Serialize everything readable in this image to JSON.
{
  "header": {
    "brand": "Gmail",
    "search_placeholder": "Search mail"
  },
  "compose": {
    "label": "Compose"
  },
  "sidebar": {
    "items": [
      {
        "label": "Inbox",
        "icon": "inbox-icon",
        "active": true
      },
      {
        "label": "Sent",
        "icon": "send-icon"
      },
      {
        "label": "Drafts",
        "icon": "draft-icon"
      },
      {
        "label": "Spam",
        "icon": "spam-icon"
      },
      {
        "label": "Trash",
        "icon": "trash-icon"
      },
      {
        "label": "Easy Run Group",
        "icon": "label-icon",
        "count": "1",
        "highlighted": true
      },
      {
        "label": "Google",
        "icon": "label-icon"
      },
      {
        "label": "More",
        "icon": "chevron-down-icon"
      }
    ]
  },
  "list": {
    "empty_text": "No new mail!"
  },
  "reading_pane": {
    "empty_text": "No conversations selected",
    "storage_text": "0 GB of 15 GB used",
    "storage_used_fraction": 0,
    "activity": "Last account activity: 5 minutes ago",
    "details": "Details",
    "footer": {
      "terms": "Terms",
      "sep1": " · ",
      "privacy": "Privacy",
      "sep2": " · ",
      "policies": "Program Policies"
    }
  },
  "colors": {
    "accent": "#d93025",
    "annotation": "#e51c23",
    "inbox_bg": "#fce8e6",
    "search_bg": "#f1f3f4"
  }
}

■ ■ ■ ■ ■

EXERCISE DIRECTIONS
Write out the data again, exactly and in full.

OUTPUT FOR THIS EXERCISE
Serialize everything readable in this image to JSON.
{
  "header": {
    "brand": "Gmail",
    "search_placeholder": "Search mail"
  },
  "compose": {
    "label": "Compose"
  },
  "sidebar": {
    "items": [
      {
        "label": "Inbox",
        "icon": "inbox-icon",
        "active": true
      },
      {
        "label": "Sent",
        "icon": "send-icon"
      },
      {
        "label": "Drafts",
        "icon": "draft-icon"
      },
      {
        "label": "Spam",
        "icon": "spam-icon"
      },
      {
        "label": "Trash",
        "icon": "trash-icon"
      },
      {
        "label": "Easy Run Group",
        "icon": "label-icon",
        "count": "1",
        "highlighted": true
      },
      {
        "label": "Google",
        "icon": "label-icon"
      },
      {
        "label": "More",
        "icon": "chevron-down-icon"
      }
    ]
  },
  "list": {
    "empty_text": "No new mail!"
  },
  "reading_pane": {
    "empty_text": "No conversations selected",
    "storage_text": "0 GB of 15 GB used",
    "storage_used_fraction": 0,
    "activity": "Last account activity: 5 minutes ago",
    "details": "Details",
    "footer": {
      "terms": "Terms",
      "sep1": " · ",
      "privacy": "Privacy",
      "sep2": " · ",
      "policies": "Program Policies"
    }
  },
  "colors": {
    "accent": "#d93025",
    "annotation": "#e51c23",
    "inbox_bg": "#fce8e6",
    "search_bg": "#f1f3f4"
  }
}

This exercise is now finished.